[Some records]
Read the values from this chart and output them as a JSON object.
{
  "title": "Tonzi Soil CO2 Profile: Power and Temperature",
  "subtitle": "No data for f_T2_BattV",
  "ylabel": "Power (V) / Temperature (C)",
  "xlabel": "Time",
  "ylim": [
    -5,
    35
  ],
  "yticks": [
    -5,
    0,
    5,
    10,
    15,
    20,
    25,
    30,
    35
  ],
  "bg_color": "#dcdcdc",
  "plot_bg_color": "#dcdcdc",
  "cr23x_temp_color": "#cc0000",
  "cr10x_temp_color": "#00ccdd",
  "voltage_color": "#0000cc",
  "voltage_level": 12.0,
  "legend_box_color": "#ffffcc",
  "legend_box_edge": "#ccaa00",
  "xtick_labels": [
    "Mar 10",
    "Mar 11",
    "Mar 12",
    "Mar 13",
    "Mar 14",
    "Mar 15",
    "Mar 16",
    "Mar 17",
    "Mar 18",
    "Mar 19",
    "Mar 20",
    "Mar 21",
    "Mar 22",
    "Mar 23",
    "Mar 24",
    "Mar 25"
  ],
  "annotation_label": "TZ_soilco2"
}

* [Stated task] Set out every line from the material that contains the string "dcdcdc".

* [Problem solution]
  "bg_color": "#dcdcdc",
  "plot_bg_color": "#dcdcdc",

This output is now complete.